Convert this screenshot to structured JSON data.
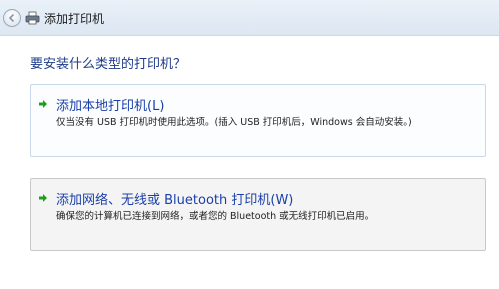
{
  "window": {
    "title": "添加打印机"
  },
  "icons": {
    "back": "back-arrow-icon",
    "printer": "printer-icon",
    "option_arrow": "green-arrow-icon"
  },
  "main": {
    "heading": "要安装什么类型的打印机？",
    "options": [
      {
        "title": "添加本地打印机(L)",
        "description": "仅当没有 USB 打印机时使用此选项。(插入 USB 打印机后，Windows 会自动安装。)"
      },
      {
        "title": "添加网络、无线或 Bluetooth 打印机(W)",
        "description": "确保您的计算机已连接到网络，或者您的 Bluetooth 或无线打印机已启用。"
      }
    ]
  },
  "colors": {
    "accent": "#1a3fa8",
    "arrow_green": "#1aa31a",
    "heading": "#1e3a8a"
  }
}
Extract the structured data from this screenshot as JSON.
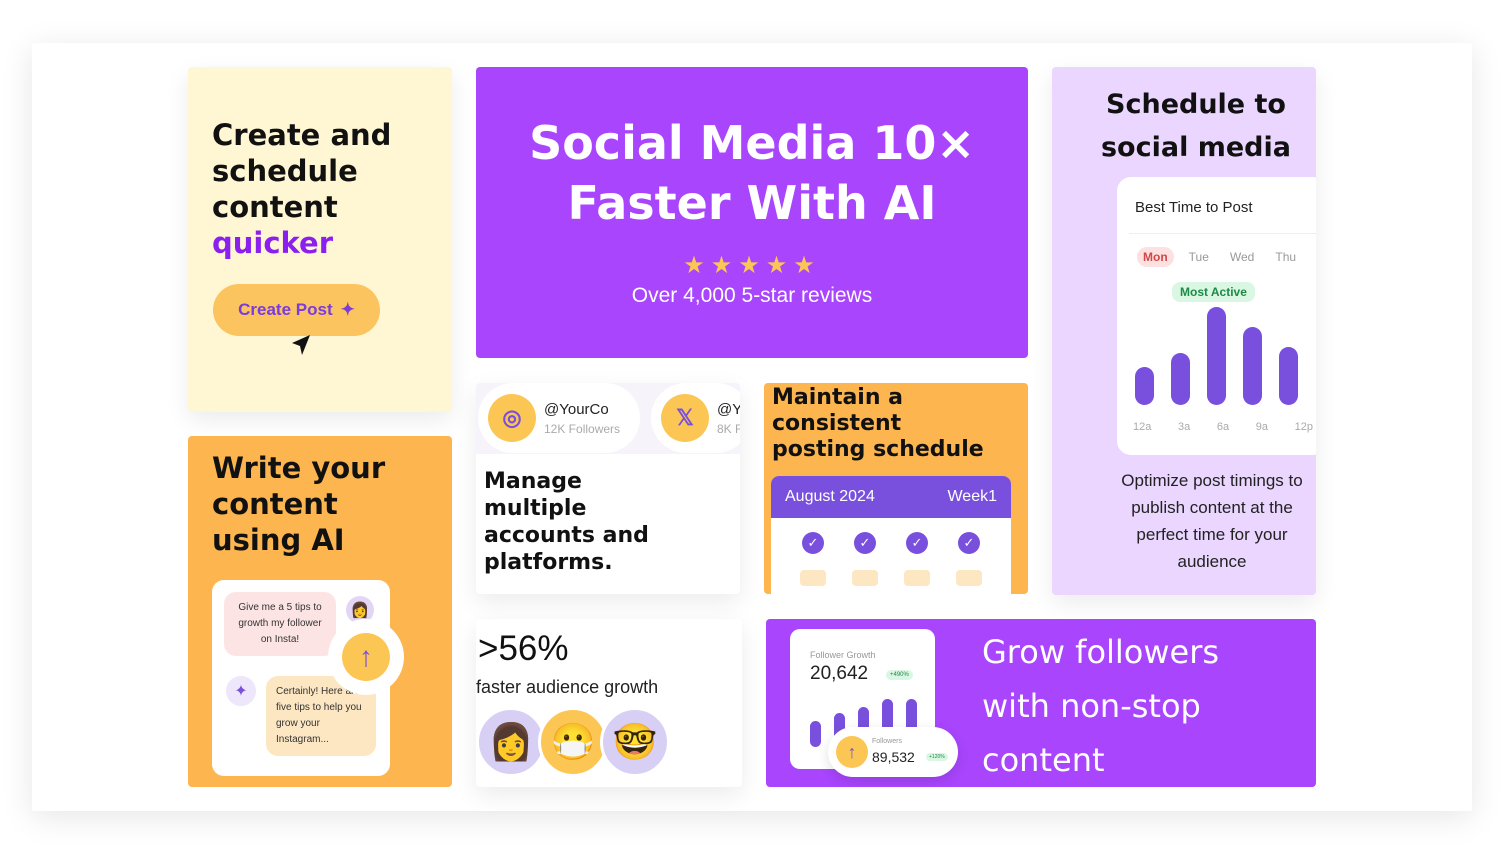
{
  "card_create": {
    "title_line1": "Create and",
    "title_line2": "schedule",
    "title_line3": "content",
    "title_accent": "quicker",
    "button_label": "Create Post",
    "button_icon": "sparkle-icon",
    "cursor_icon": "cursor-arrow-icon"
  },
  "hero": {
    "title_line1": "Social Media 10×",
    "title_line2": "Faster With AI",
    "stars": "★★★★★",
    "rating": 5,
    "reviews": "Over 4,000 5-star reviews",
    "bg_color": "#a845fd"
  },
  "schedule": {
    "title_line1": "Schedule to",
    "title_line2": "social media",
    "panel_title": "Best Time to Post",
    "days": [
      "Mon",
      "Tue",
      "Wed",
      "Thu"
    ],
    "badge": "Most Active",
    "times": [
      "12a",
      "3a",
      "6a",
      "9a",
      "12p"
    ],
    "description": "Optimize post timings to publish content at the perfect time for your audience"
  },
  "write": {
    "title_line1": "Write your",
    "title_line2": "content",
    "title_line3": "using AI",
    "question": "Give me a 5 tips to growth my follower on Insta!",
    "answer": "Certainly! Here are five tips to help you grow your Instagram...",
    "send_icon": "arrow-up-icon"
  },
  "accounts": {
    "items": [
      {
        "handle": "@YourCo",
        "followers": "12K Followers",
        "icon": "instagram-icon",
        "glyph": "◎"
      },
      {
        "handle": "@Y",
        "followers": "8K F",
        "icon": "x-icon",
        "glyph": "𝕏"
      }
    ],
    "title_line1": "Manage",
    "title_line2": "multiple",
    "title_line3": "accounts and",
    "title_line4": "platforms."
  },
  "maintain": {
    "title_line1": "Maintain a",
    "title_line2": "consistent",
    "title_line3": "posting schedule",
    "month": "August 2024",
    "week": "Week1",
    "check": "✓"
  },
  "growth": {
    "stat": ">56%",
    "label": "faster audience growth",
    "avatars": [
      "👩",
      "😷",
      "🤓"
    ]
  },
  "followers": {
    "growth_label": "Follower Growth",
    "growth_value": "20,642",
    "growth_badge": "+490%",
    "followers_label": "Followers",
    "followers_value": "89,532",
    "followers_badge": "+120%",
    "title_line1": "Grow followers",
    "title_line2": "with non-stop",
    "title_line3": "content"
  }
}
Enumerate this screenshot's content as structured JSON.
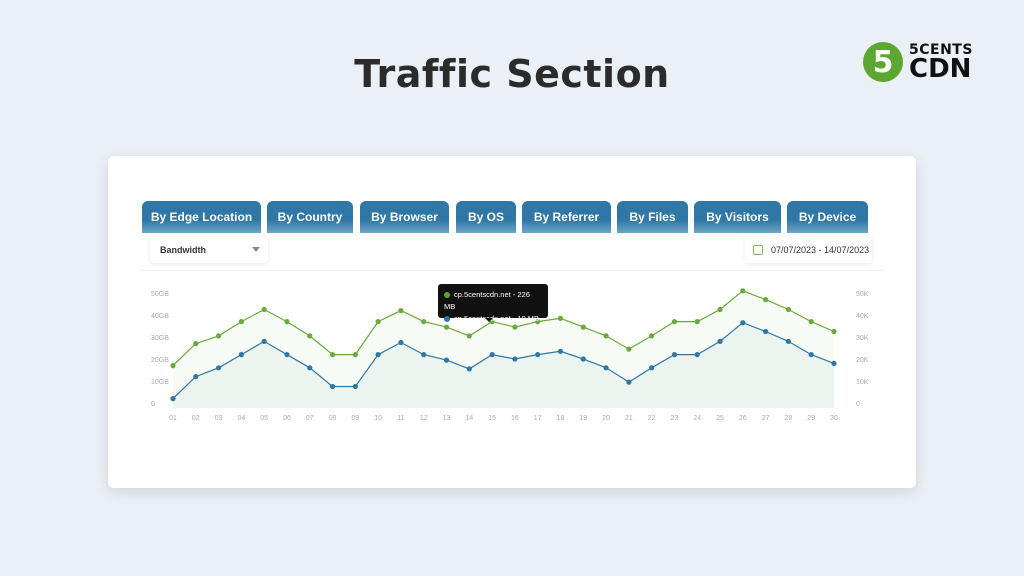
{
  "title": "Traffic Section",
  "logo": {
    "mark": "5",
    "line1": "5CENTS",
    "line2": "CDN",
    "color": "#5aa830"
  },
  "tabs": [
    "By Edge Location",
    "By Country",
    "By Browser",
    "By OS",
    "By Referrer",
    "By Files",
    "By Visitors",
    "By Device"
  ],
  "metric_select": {
    "value": "Bandwidth"
  },
  "date_range": {
    "icon": "calendar-icon",
    "value": "07/07/2023 - 14/07/2023"
  },
  "tooltip": {
    "rows": [
      {
        "label": "cp.5centscdn.net -  226 MB",
        "color": "#5aa830"
      },
      {
        "label": "cp.5centscdn.net -  10 MB",
        "color": "#2f77a6"
      }
    ]
  },
  "chart_data": {
    "type": "line",
    "categories": [
      "01",
      "02",
      "03",
      "04",
      "05",
      "06",
      "07",
      "08",
      "09",
      "10",
      "11",
      "12",
      "13",
      "14",
      "15",
      "16",
      "17",
      "18",
      "19",
      "20",
      "21",
      "22",
      "23",
      "24",
      "25",
      "26",
      "27",
      "28",
      "29",
      "30"
    ],
    "y_left_ticks": [
      "0",
      "10GB",
      "20GB",
      "30GB",
      "40GB",
      "50GB"
    ],
    "y_right_ticks": [
      "0",
      "10K",
      "20K",
      "30K",
      "40K",
      "50K"
    ],
    "ylim": [
      0,
      50
    ],
    "grid": false,
    "series": [
      {
        "color": "#6aaa3a",
        "values": [
          17,
          27,
          30.5,
          37,
          42.5,
          37,
          30.5,
          22,
          22,
          37,
          42,
          37,
          34.5,
          30.5,
          37,
          34.5,
          37,
          38.5,
          34.5,
          30.5,
          24.5,
          30.5,
          37,
          37,
          42.5,
          51,
          47,
          42.5,
          37,
          32.5
        ]
      },
      {
        "color": "#2f77a6",
        "values": [
          2,
          12,
          16,
          22,
          28,
          22,
          16,
          7.5,
          7.5,
          22,
          27.5,
          22,
          19.5,
          15.5,
          22,
          20,
          22,
          23.5,
          20,
          16,
          9.5,
          16,
          22,
          22,
          28,
          36.5,
          32.5,
          28,
          22,
          18
        ]
      }
    ]
  }
}
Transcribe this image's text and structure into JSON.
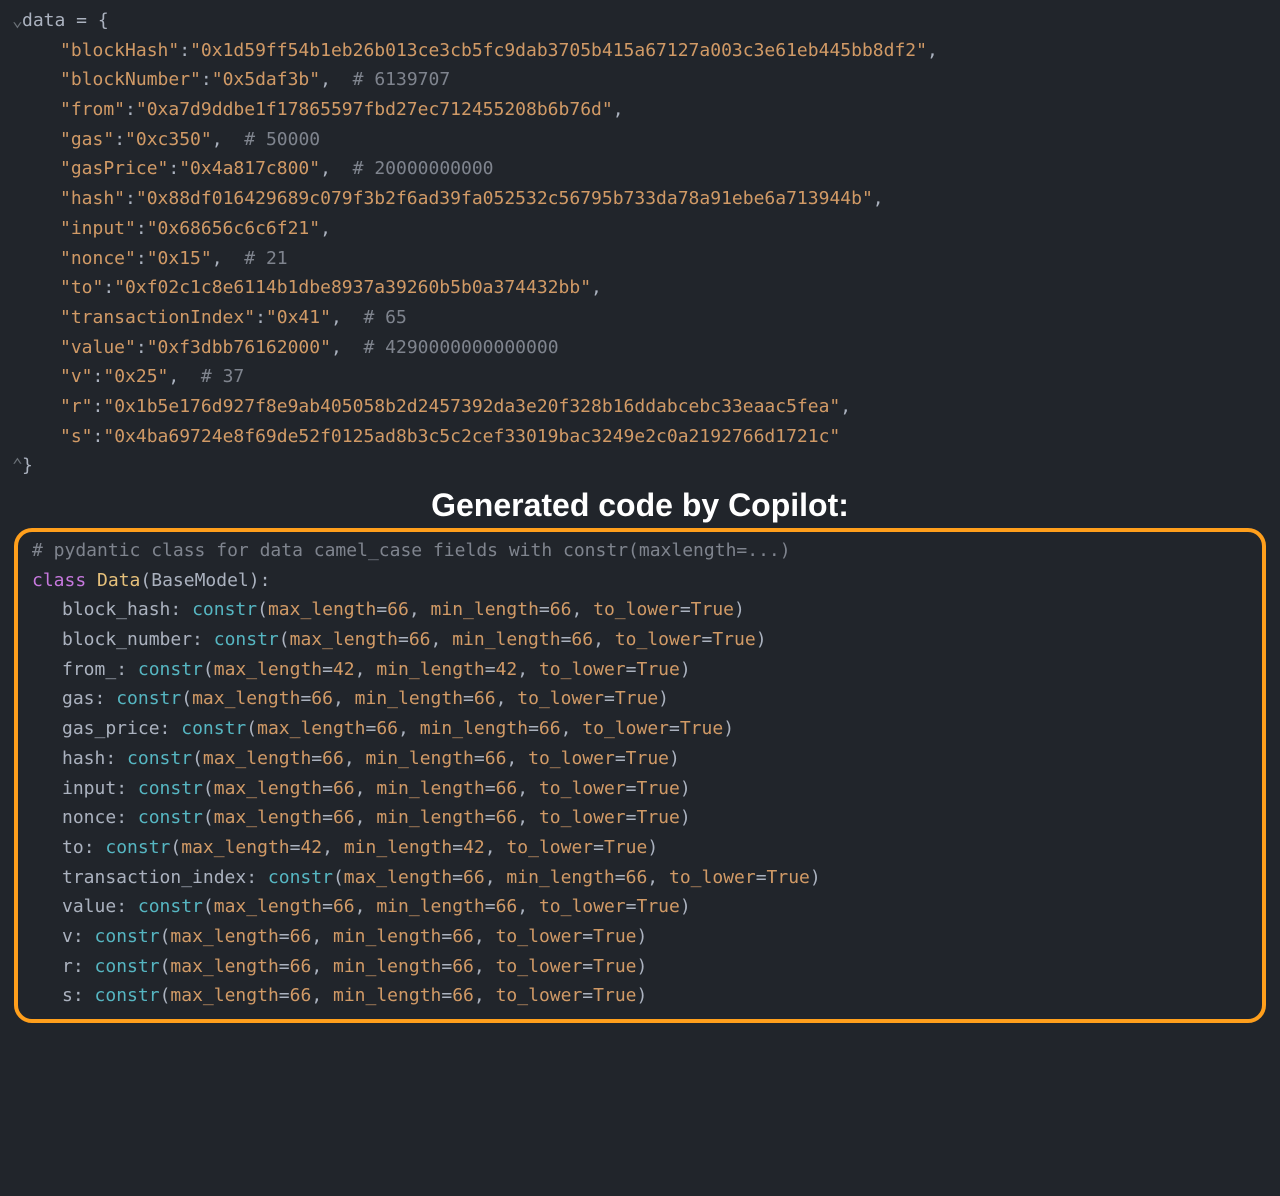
{
  "code_top": {
    "assign": "data = {",
    "entries": [
      {
        "key": "\"blockHash\"",
        "value": "\"0x1d59ff54b1eb26b013ce3cb5fc9dab3705b415a67127a003c3e61eb445bb8df2\"",
        "comment": ""
      },
      {
        "key": "\"blockNumber\"",
        "value": "\"0x5daf3b\"",
        "comment": "# 6139707"
      },
      {
        "key": "\"from\"",
        "value": "\"0xa7d9ddbe1f17865597fbd27ec712455208b6b76d\"",
        "comment": ""
      },
      {
        "key": "\"gas\"",
        "value": "\"0xc350\"",
        "comment": "# 50000"
      },
      {
        "key": "\"gasPrice\"",
        "value": "\"0x4a817c800\"",
        "comment": "# 20000000000"
      },
      {
        "key": "\"hash\"",
        "value": "\"0x88df016429689c079f3b2f6ad39fa052532c56795b733da78a91ebe6a713944b\"",
        "comment": ""
      },
      {
        "key": "\"input\"",
        "value": "\"0x68656c6c6f21\"",
        "comment": ""
      },
      {
        "key": "\"nonce\"",
        "value": "\"0x15\"",
        "comment": "# 21"
      },
      {
        "key": "\"to\"",
        "value": "\"0xf02c1c8e6114b1dbe8937a39260b5b0a374432bb\"",
        "comment": ""
      },
      {
        "key": "\"transactionIndex\"",
        "value": "\"0x41\"",
        "comment": "# 65"
      },
      {
        "key": "\"value\"",
        "value": "\"0xf3dbb76162000\"",
        "comment": "# 4290000000000000"
      },
      {
        "key": "\"v\"",
        "value": "\"0x25\"",
        "comment": "# 37"
      },
      {
        "key": "\"r\"",
        "value": "\"0x1b5e176d927f8e9ab405058b2d2457392da3e20f328b16ddabcebc33eaac5fea\"",
        "comment": ""
      },
      {
        "key": "\"s\"",
        "value": "\"0x4ba69724e8f69de52f0125ad8b3c5c2cef33019bac3249e2c0a2192766d1721c\"",
        "comment": ""
      }
    ],
    "close": "}"
  },
  "heading": "Generated code by Copilot:",
  "code_bottom": {
    "comment": "# pydantic class for data camel_case fields with constr(maxlength=...)",
    "classline_kw": "class",
    "classline_name": "Data",
    "classline_base": "BaseModel",
    "fields": [
      {
        "name": "block_hash",
        "maxlen": "66",
        "minlen": "66"
      },
      {
        "name": "block_number",
        "maxlen": "66",
        "minlen": "66"
      },
      {
        "name": "from_",
        "maxlen": "42",
        "minlen": "42"
      },
      {
        "name": "gas",
        "maxlen": "66",
        "minlen": "66"
      },
      {
        "name": "gas_price",
        "maxlen": "66",
        "minlen": "66"
      },
      {
        "name": "hash",
        "maxlen": "66",
        "minlen": "66"
      },
      {
        "name": "input",
        "maxlen": "66",
        "minlen": "66"
      },
      {
        "name": "nonce",
        "maxlen": "66",
        "minlen": "66"
      },
      {
        "name": "to",
        "maxlen": "42",
        "minlen": "42"
      },
      {
        "name": "transaction_index",
        "maxlen": "66",
        "minlen": "66"
      },
      {
        "name": "value",
        "maxlen": "66",
        "minlen": "66"
      },
      {
        "name": "v",
        "maxlen": "66",
        "minlen": "66"
      },
      {
        "name": "r",
        "maxlen": "66",
        "minlen": "66"
      },
      {
        "name": "s",
        "maxlen": "66",
        "minlen": "66"
      }
    ],
    "constr": "constr",
    "max_label": "max_length",
    "min_label": "min_length",
    "lower_label": "to_lower",
    "true": "True"
  }
}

---*---

__INSTRUCTION__: Identify the lines that contain the string "tips", and copy every one of them.

__FINAL RESULT__:
    "question": "Give me a 5 tips to growth my follower on Insta!",
    "answer": "Certainly! Here are five tips to help you grow your Instagram...",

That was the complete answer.